_TASK INSTRUCTIONS_
Omit the images. Copy each entry word for word.

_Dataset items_
↓↓↓

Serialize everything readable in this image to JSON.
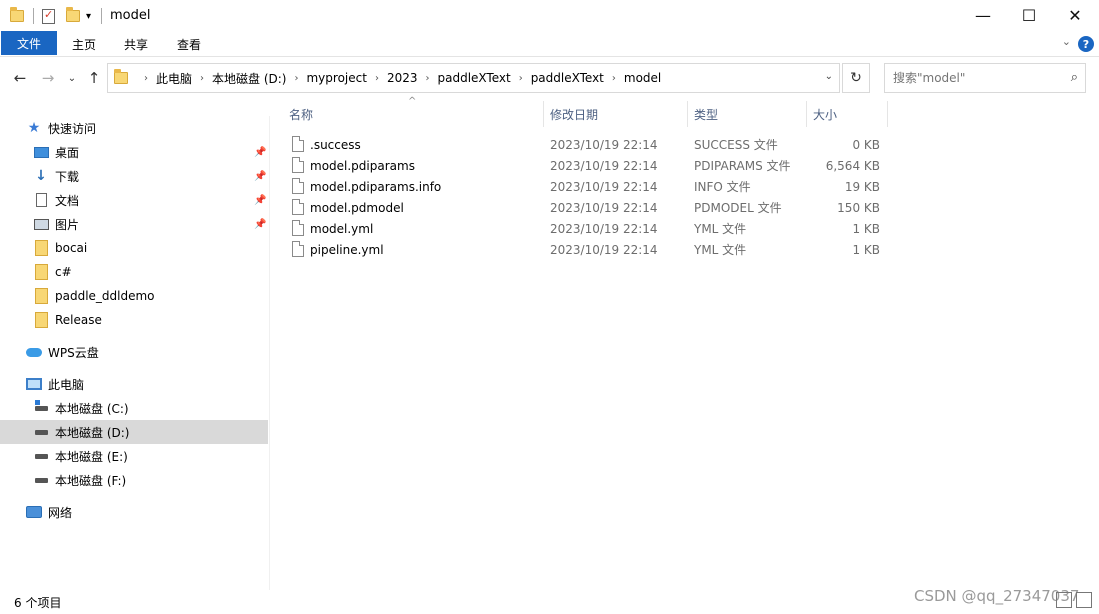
{
  "window": {
    "title": "model",
    "minimize": "—",
    "maximize": "☐",
    "close": "✕"
  },
  "ribbon": {
    "tabs": [
      "文件",
      "主页",
      "共享",
      "查看"
    ],
    "help": "?"
  },
  "nav": {
    "breadcrumbs": [
      "此电脑",
      "本地磁盘 (D:)",
      "myproject",
      "2023",
      "paddleXText",
      "paddleXText",
      "model"
    ],
    "search_placeholder": "搜索\"model\""
  },
  "sidebar": {
    "quick_access": "快速访问",
    "pinned": [
      "桌面",
      "下载",
      "文档",
      "图片"
    ],
    "folders": [
      "bocai",
      "c#",
      "paddle_ddldemo",
      "Release"
    ],
    "wps": "WPS云盘",
    "this_pc": "此电脑",
    "drives": [
      "本地磁盘 (C:)",
      "本地磁盘 (D:)",
      "本地磁盘 (E:)",
      "本地磁盘 (F:)"
    ],
    "network": "网络"
  },
  "columns": {
    "name": "名称",
    "date": "修改日期",
    "type": "类型",
    "size": "大小"
  },
  "files": [
    {
      "name": ".success",
      "date": "2023/10/19 22:14",
      "type": "SUCCESS 文件",
      "size": "0 KB"
    },
    {
      "name": "model.pdiparams",
      "date": "2023/10/19 22:14",
      "type": "PDIPARAMS 文件",
      "size": "6,564 KB"
    },
    {
      "name": "model.pdiparams.info",
      "date": "2023/10/19 22:14",
      "type": "INFO 文件",
      "size": "19 KB"
    },
    {
      "name": "model.pdmodel",
      "date": "2023/10/19 22:14",
      "type": "PDMODEL 文件",
      "size": "150 KB"
    },
    {
      "name": "model.yml",
      "date": "2023/10/19 22:14",
      "type": "YML 文件",
      "size": "1 KB"
    },
    {
      "name": "pipeline.yml",
      "date": "2023/10/19 22:14",
      "type": "YML 文件",
      "size": "1 KB"
    }
  ],
  "status": {
    "count": "6 个项目",
    "watermark": "CSDN @qq_27347037"
  }
}
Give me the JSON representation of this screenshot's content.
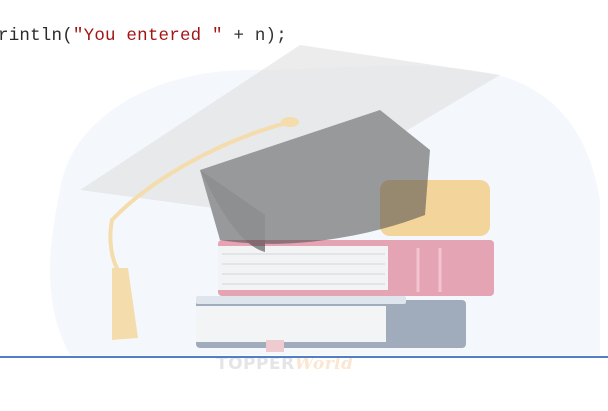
{
  "code": {
    "prefix": "rintln(",
    "string": "\"You entered \"",
    "concat": " + n);"
  },
  "watermark": {
    "icon": "graduation-cap-on-books-icon",
    "brand_part1": "TOPPER",
    "brand_part2": "World"
  },
  "colors": {
    "divider": "#4f7fc4",
    "string_literal": "#a31515",
    "blob_background": "#f3f8fd"
  }
}
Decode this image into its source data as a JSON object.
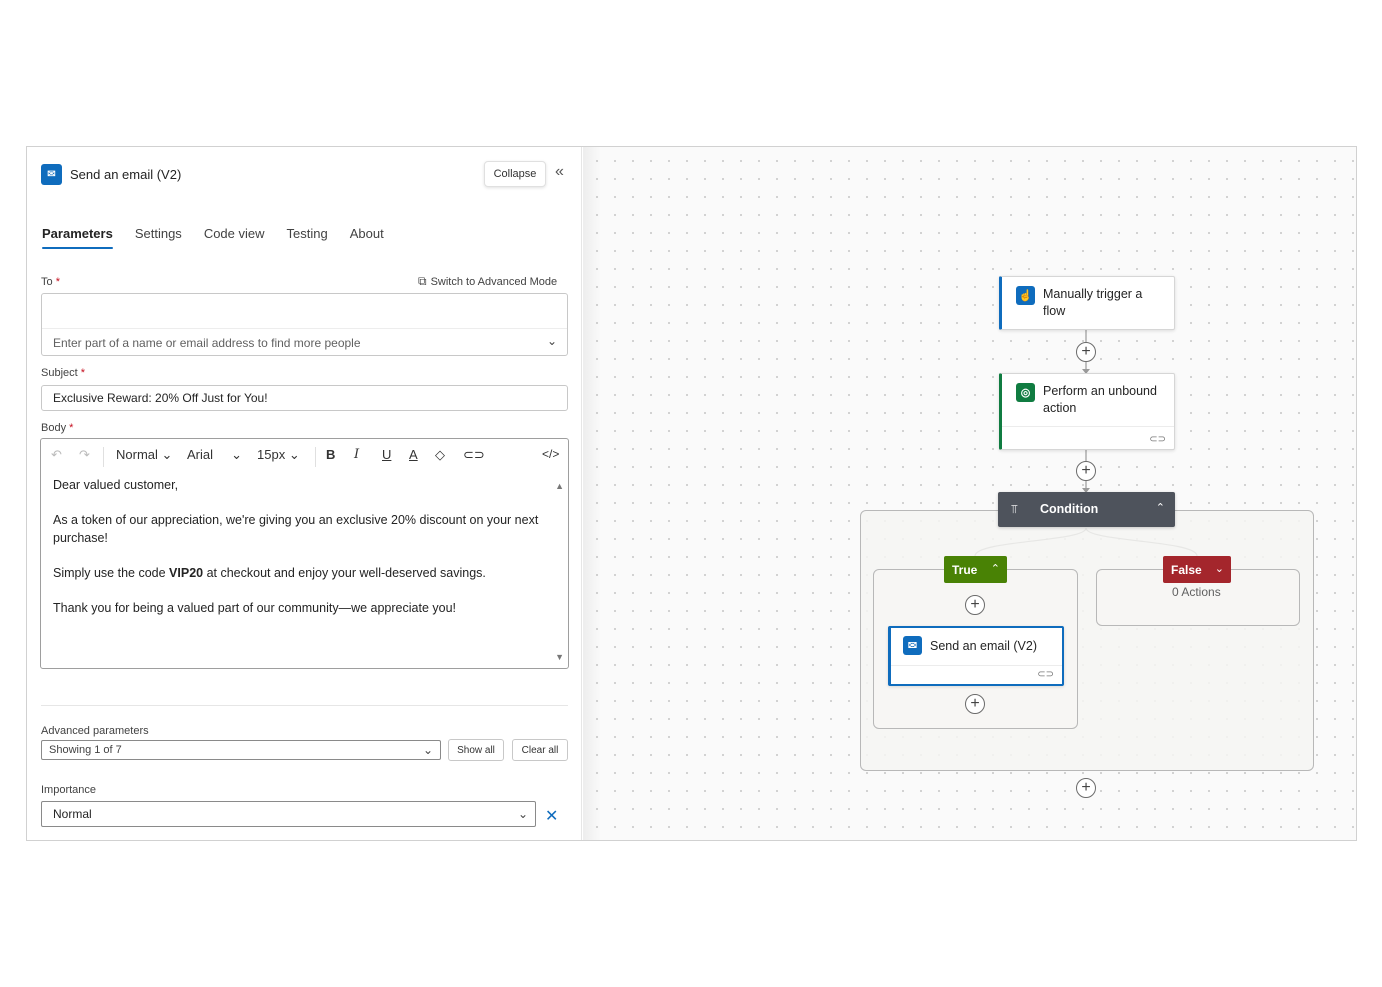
{
  "panel": {
    "app_icon": "outlook-icon",
    "title": "Send an email (V2)",
    "collapse_label": "Collapse",
    "collapse_icon": "double-chevron-left-icon",
    "tabs": [
      {
        "label": "Parameters",
        "active": true
      },
      {
        "label": "Settings",
        "active": false
      },
      {
        "label": "Code view",
        "active": false
      },
      {
        "label": "Testing",
        "active": false
      },
      {
        "label": "About",
        "active": false
      }
    ],
    "to_label": "To",
    "required_mark": "*",
    "switch_advanced_label": "Switch to Advanced Mode",
    "to_placeholder": "Enter part of a name or email address to find more people",
    "subject_label": "Subject",
    "subject_value": "Exclusive Reward: 20% Off Just for You!",
    "body_label": "Body",
    "toolbar": {
      "style": "Normal",
      "font": "Arial",
      "size": "15px",
      "undo_icon": "undo-icon",
      "redo_icon": "redo-icon",
      "bold": "B",
      "italic": "I",
      "underline": "U",
      "font_color_icon": "font-color-icon",
      "highlight_icon": "paint-bucket-icon",
      "link_icon": "link-icon",
      "code_icon": "code-view-icon"
    },
    "body": {
      "line1": "Dear valued customer,",
      "line2": "As a token of our appreciation, we're giving you an exclusive 20% discount on your next purchase!",
      "line3_before": "Simply use the code ",
      "line3_code": "VIP20",
      "line3_after": " at checkout and enjoy your well-deserved savings.",
      "line4": "Thank you for being a valued part of our community—we appreciate you!"
    },
    "advanced_label": "Advanced parameters",
    "advanced_value": "Showing 1 of 7",
    "show_all": "Show all",
    "clear_all": "Clear all",
    "importance_label": "Importance",
    "importance_value": "Normal"
  },
  "canvas": {
    "trigger": {
      "title": "Manually trigger a flow",
      "icon": "trigger-hand-icon",
      "accent": "#0f6cbd"
    },
    "action": {
      "title": "Perform an unbound action",
      "icon": "dataverse-icon",
      "accent": "#107c41"
    },
    "condition": {
      "title": "Condition",
      "icon": "condition-icon",
      "bg": "#4e535c"
    },
    "true_branch": {
      "label": "True",
      "color": "#498205"
    },
    "false_branch": {
      "label": "False",
      "color": "#a4262c",
      "empty_text": "0 Actions"
    },
    "email_action": {
      "title": "Send an email (V2)",
      "icon": "outlook-icon",
      "accent": "#0f6cbd"
    },
    "plus_symbol": "+"
  }
}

↑↑↑

_RESPONSE TO THE EXERCISE_
Serialize everything readable in this image to JSON.
{
  "window": {
    "title": "model",
    "minimize": "—",
    "maximize": "☐",
    "close": "✕"
  },
  "ribbon": {
    "tabs": [
      "文件",
      "主页",
      "共享",
      "查看"
    ],
    "help": "?"
  },
  "nav": {
    "breadcrumbs": [
      "此电脑",
      "本地磁盘 (D:)",
      "myproject",
      "2023",
      "paddleXText",
      "paddleXText",
      "model"
    ],
    "search_placeholder": "搜索\"model\""
  },
  "sidebar": {
    "quick_access": "快速访问",
    "pinned": [
      "桌面",
      "下载",
      "文档",
      "图片"
    ],
    "folders": [
      "bocai",
      "c#",
      "paddle_ddldemo",
      "Release"
    ],
    "wps": "WPS云盘",
    "this_pc": "此电脑",
    "drives": [
      "本地磁盘 (C:)",
      "本地磁盘 (D:)",
      "本地磁盘 (E:)",
      "本地磁盘 (F:)"
    ],
    "network": "网络"
  },
  "columns": {
    "name": "名称",
    "date": "修改日期",
    "type": "类型",
    "size": "大小"
  },
  "files": [
    {
      "name": ".success",
      "date": "2023/10/19 22:14",
      "type": "SUCCESS 文件",
      "size": "0 KB"
    },
    {
      "name": "model.pdiparams",
      "date": "2023/10/19 22:14",
      "type": "PDIPARAMS 文件",
      "size": "6,564 KB"
    },
    {
      "name": "model.pdiparams.info",
      "date": "2023/10/19 22:14",
      "type": "INFO 文件",
      "size": "19 KB"
    },
    {
      "name": "model.pdmodel",
      "date": "2023/10/19 22:14",
      "type": "PDMODEL 文件",
      "size": "150 KB"
    },
    {
      "name": "model.yml",
      "date": "2023/10/19 22:14",
      "type": "YML 文件",
      "size": "1 KB"
    },
    {
      "name": "pipeline.yml",
      "date": "2023/10/19 22:14",
      "type": "YML 文件",
      "size": "1 KB"
    }
  ],
  "status": {
    "count": "6 个项目",
    "watermark": "CSDN @qq_27347037"
  }
}
Give me the JSON representation of this screenshot's content.
{
  "code": {
    "prefix": "rintln(",
    "string": "\"You entered \"",
    "concat": " + n);"
  },
  "watermark": {
    "icon": "graduation-cap-on-books-icon",
    "brand_part1": "TOPPER",
    "brand_part2": "World"
  },
  "colors": {
    "divider": "#4f7fc4",
    "string_literal": "#a31515",
    "blob_background": "#f3f8fd"
  }
}
Decode this image into its source data as a JSON object.
{
  "panel": {
    "app_icon": "outlook-icon",
    "title": "Send an email (V2)",
    "collapse_label": "Collapse",
    "collapse_icon": "double-chevron-left-icon",
    "tabs": [
      {
        "label": "Parameters",
        "active": true
      },
      {
        "label": "Settings",
        "active": false
      },
      {
        "label": "Code view",
        "active": false
      },
      {
        "label": "Testing",
        "active": false
      },
      {
        "label": "About",
        "active": false
      }
    ],
    "to_label": "To",
    "required_mark": "*",
    "switch_advanced_label": "Switch to Advanced Mode",
    "to_placeholder": "Enter part of a name or email address to find more people",
    "subject_label": "Subject",
    "subject_value": "Exclusive Reward: 20% Off Just for You!",
    "body_label": "Body",
    "toolbar": {
      "style": "Normal",
      "font": "Arial",
      "size": "15px",
      "undo_icon": "undo-icon",
      "redo_icon": "redo-icon",
      "bold": "B",
      "italic": "I",
      "underline": "U",
      "font_color_icon": "font-color-icon",
      "highlight_icon": "paint-bucket-icon",
      "link_icon": "link-icon",
      "code_icon": "code-view-icon"
    },
    "body": {
      "line1": "Dear valued customer,",
      "line2": "As a token of our appreciation, we're giving you an exclusive 20% discount on your next purchase!",
      "line3_before": "Simply use the code ",
      "line3_code": "VIP20",
      "line3_after": " at checkout and enjoy your well-deserved savings.",
      "line4": "Thank you for being a valued part of our community—we appreciate you!"
    },
    "advanced_label": "Advanced parameters",
    "advanced_value": "Showing 1 of 7",
    "show_all": "Show all",
    "clear_all": "Clear all",
    "importance_label": "Importance",
    "importance_value": "Normal"
  },
  "canvas": {
    "trigger": {
      "title": "Manually trigger a flow",
      "icon": "trigger-hand-icon",
      "accent": "#0f6cbd"
    },
    "action": {
      "title": "Perform an unbound action",
      "icon": "dataverse-icon",
      "accent": "#107c41"
    },
    "condition": {
      "title": "Condition",
      "icon": "condition-icon",
      "bg": "#4e535c"
    },
    "true_branch": {
      "label": "True",
      "color": "#498205"
    },
    "false_branch": {
      "label": "False",
      "color": "#a4262c",
      "empty_text": "0 Actions"
    },
    "email_action": {
      "title": "Send an email (V2)",
      "icon": "outlook-icon",
      "accent": "#0f6cbd"
    },
    "plus_symbol": "+"
  }
}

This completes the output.